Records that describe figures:
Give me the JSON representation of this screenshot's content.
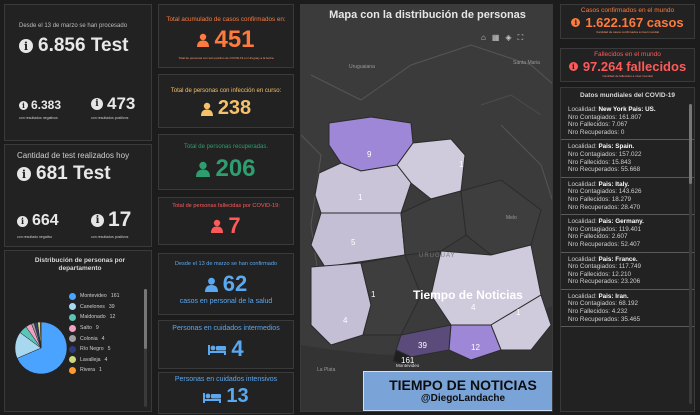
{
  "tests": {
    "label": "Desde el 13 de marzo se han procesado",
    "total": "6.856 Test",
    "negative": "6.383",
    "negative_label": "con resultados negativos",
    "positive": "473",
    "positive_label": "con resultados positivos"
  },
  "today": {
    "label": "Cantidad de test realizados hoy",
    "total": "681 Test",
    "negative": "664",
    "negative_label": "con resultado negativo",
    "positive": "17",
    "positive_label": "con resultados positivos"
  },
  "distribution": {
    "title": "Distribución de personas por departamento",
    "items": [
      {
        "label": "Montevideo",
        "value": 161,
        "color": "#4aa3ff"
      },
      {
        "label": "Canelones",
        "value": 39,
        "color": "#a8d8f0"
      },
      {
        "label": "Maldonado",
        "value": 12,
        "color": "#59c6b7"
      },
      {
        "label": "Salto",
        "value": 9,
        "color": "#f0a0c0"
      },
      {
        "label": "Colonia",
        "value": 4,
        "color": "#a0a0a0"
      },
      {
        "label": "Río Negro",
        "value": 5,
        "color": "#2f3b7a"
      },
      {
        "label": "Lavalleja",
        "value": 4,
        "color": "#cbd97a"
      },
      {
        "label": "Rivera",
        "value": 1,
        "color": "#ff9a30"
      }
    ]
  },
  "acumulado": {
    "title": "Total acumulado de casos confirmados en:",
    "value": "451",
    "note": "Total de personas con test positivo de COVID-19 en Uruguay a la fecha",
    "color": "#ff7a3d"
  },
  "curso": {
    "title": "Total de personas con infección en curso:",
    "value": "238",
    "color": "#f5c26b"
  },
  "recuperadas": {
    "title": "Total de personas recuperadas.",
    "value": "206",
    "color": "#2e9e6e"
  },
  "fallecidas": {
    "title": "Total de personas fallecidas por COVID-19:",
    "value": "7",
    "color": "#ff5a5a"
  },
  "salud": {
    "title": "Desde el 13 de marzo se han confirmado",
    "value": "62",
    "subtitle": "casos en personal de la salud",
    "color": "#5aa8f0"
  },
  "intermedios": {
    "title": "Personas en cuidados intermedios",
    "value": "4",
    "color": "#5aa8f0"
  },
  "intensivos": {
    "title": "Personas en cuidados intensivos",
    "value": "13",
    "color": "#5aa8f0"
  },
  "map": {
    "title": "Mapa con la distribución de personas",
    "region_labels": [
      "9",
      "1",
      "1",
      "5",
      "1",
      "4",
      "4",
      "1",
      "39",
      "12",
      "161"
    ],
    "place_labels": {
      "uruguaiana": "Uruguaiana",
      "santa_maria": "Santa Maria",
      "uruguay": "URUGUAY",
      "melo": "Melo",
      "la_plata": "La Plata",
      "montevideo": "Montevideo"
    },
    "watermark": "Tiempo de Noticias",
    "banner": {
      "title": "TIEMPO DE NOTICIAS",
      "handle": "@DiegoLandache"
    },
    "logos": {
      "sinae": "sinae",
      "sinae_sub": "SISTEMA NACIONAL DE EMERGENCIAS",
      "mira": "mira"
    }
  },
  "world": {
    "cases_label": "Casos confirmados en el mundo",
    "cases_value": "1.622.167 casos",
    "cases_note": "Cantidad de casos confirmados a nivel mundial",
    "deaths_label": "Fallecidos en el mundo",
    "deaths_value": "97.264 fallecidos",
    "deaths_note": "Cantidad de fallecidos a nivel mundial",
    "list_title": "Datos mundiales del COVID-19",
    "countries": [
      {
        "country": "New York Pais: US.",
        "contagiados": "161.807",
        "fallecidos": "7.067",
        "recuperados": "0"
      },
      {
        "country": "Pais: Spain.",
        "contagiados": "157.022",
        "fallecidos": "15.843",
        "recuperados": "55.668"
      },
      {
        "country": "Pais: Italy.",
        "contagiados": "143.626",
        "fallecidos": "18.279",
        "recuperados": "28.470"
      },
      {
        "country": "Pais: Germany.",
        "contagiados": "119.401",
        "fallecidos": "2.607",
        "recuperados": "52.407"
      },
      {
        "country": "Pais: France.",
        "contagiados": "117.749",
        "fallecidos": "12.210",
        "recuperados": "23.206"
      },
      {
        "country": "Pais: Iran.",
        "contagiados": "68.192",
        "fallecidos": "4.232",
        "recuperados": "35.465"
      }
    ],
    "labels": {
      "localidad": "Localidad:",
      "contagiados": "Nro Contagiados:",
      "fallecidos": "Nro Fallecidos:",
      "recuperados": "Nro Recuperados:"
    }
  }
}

--

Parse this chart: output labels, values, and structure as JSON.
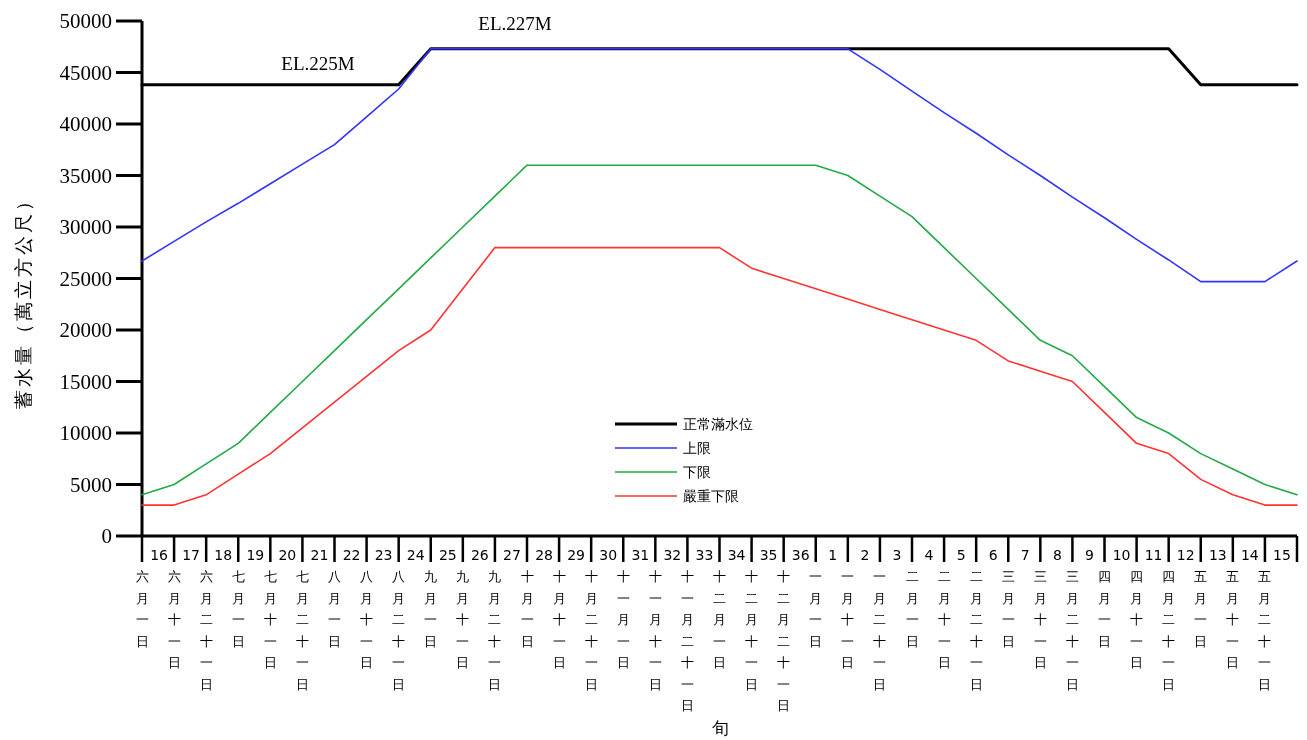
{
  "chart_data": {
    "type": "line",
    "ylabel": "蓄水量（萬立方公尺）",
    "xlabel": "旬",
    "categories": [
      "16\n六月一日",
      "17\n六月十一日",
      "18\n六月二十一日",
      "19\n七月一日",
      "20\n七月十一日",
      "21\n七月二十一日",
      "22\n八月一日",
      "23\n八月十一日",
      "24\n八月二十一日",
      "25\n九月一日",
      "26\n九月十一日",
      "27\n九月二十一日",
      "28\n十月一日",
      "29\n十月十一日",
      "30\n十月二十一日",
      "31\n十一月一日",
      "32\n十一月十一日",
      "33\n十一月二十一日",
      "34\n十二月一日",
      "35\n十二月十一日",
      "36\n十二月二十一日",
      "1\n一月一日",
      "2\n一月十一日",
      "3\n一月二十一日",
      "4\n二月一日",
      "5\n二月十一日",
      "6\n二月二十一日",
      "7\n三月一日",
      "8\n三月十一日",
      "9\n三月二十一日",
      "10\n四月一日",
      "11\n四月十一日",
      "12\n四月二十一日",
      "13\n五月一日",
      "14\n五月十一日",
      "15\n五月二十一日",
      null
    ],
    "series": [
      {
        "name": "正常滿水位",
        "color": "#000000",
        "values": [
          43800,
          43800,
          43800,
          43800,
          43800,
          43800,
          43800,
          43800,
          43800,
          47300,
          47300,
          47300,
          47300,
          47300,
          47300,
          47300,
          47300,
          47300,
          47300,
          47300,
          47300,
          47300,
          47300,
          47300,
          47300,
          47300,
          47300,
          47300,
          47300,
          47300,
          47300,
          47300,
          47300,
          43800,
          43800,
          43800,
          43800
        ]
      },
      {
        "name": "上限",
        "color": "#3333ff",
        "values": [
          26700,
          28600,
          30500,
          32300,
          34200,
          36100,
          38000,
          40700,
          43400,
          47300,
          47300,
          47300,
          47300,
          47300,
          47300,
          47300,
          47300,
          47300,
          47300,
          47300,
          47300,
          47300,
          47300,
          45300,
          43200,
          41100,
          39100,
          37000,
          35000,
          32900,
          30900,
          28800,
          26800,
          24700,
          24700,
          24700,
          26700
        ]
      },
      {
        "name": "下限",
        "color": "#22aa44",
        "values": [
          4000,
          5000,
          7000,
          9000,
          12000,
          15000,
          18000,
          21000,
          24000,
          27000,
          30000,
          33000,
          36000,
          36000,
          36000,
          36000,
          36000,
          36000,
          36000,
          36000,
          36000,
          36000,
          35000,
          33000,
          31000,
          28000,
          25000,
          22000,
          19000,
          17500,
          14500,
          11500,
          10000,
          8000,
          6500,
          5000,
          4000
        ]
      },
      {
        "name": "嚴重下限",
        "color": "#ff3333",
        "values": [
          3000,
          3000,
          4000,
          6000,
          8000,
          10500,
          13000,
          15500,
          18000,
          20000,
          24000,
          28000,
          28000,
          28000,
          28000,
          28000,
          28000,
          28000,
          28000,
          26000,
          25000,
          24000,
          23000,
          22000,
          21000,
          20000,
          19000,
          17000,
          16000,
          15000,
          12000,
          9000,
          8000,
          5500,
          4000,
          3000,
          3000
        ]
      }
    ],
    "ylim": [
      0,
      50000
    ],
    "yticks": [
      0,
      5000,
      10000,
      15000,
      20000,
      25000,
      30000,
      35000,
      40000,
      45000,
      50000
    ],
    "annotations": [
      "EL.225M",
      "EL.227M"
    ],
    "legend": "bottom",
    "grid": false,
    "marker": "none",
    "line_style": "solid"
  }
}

Do this
Pull out every line above that holds the word "mundo".

The response
    "cases_label": "Casos confirmados en el mundo",
    "deaths_label": "Fallecidos en el mundo",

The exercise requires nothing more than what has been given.